STATED GOAL =
Below is a block of records; repeat all of them exactly.

..........

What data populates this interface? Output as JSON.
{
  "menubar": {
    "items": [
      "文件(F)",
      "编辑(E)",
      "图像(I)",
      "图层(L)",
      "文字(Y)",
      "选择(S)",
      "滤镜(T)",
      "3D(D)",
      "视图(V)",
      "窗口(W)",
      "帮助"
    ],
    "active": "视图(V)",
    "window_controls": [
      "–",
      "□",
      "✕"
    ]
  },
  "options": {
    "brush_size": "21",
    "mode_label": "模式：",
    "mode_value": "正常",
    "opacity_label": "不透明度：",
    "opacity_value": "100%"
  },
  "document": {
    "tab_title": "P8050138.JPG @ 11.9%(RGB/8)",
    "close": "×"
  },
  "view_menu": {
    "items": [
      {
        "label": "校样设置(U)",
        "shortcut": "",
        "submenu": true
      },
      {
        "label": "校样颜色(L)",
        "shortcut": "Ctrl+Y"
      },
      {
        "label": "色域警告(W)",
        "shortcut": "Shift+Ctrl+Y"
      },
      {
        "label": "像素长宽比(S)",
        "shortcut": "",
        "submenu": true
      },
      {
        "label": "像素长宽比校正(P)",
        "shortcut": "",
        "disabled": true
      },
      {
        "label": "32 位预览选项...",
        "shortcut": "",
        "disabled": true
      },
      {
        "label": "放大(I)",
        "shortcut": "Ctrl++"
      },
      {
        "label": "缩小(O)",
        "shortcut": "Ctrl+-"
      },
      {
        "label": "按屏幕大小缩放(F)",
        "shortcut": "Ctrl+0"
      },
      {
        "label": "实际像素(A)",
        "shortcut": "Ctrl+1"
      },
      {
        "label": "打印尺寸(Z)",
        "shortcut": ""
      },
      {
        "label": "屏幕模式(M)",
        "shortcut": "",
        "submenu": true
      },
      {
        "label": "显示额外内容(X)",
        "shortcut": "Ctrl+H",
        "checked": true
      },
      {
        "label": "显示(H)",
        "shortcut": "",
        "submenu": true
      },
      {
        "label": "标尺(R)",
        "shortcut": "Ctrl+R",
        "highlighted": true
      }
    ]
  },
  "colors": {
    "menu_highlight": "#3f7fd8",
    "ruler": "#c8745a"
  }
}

..........

SOLUTION FOR THIS EXERCISE =
What data populates this interface? Output as JSON.
{
  "menubar": {
    "items": [
      "文件(F)",
      "编辑(E)",
      "图像(I)",
      "图层(L)",
      "文字(Y)",
      "选择(S)",
      "滤镜(T)",
      "3D(D)",
      "视图(V)",
      "窗口(W)",
      "帮助"
    ],
    "active": "视图(V)",
    "window_controls": [
      "–",
      "□",
      "✕"
    ]
  },
  "options": {
    "brush_size": "21",
    "mode_label": "模式：",
    "mode_value": "正常",
    "opacity_label": "不透明度：",
    "opacity_value": "100%"
  },
  "document": {
    "tab_title": "P8050138.JPG @ 11.9%(RGB/8)",
    "close": "×"
  },
  "view_menu": {
    "items": [
      {
        "label": "校样设置(U)",
        "shortcut": "",
        "submenu": true
      },
      {
        "label": "校样颜色(L)",
        "shortcut": "Ctrl+Y"
      },
      {
        "label": "色域警告(W)",
        "shortcut": "Shift+Ctrl+Y"
      },
      {
        "label": "像素长宽比(S)",
        "shortcut": "",
        "submenu": true
      },
      {
        "label": "像素长宽比校正(P)",
        "shortcut": "",
        "disabled": true
      },
      {
        "label": "32 位预览选项...",
        "shortcut": "",
        "disabled": true
      },
      {
        "label": "放大(I)",
        "shortcut": "Ctrl++"
      },
      {
        "label": "缩小(O)",
        "shortcut": "Ctrl+-"
      },
      {
        "label": "按屏幕大小缩放(F)",
        "shortcut": "Ctrl+0"
      },
      {
        "label": "实际像素(A)",
        "shortcut": "Ctrl+1"
      },
      {
        "label": "打印尺寸(Z)",
        "shortcut": ""
      },
      {
        "label": "屏幕模式(M)",
        "shortcut": "",
        "submenu": true
      },
      {
        "label": "显示额外内容(X)",
        "shortcut": "Ctrl+H",
        "checked": true
      },
      {
        "label": "显示(H)",
        "shortcut": "",
        "submenu": true
      },
      {
        "label": "标尺(R)",
        "shortcut": "Ctrl+R",
        "highlighted": true
      }
    ]
  },
  "colors": {
    "menu_highlight": "#3f7fd8",
    "ruler": "#c8745a"
  }
}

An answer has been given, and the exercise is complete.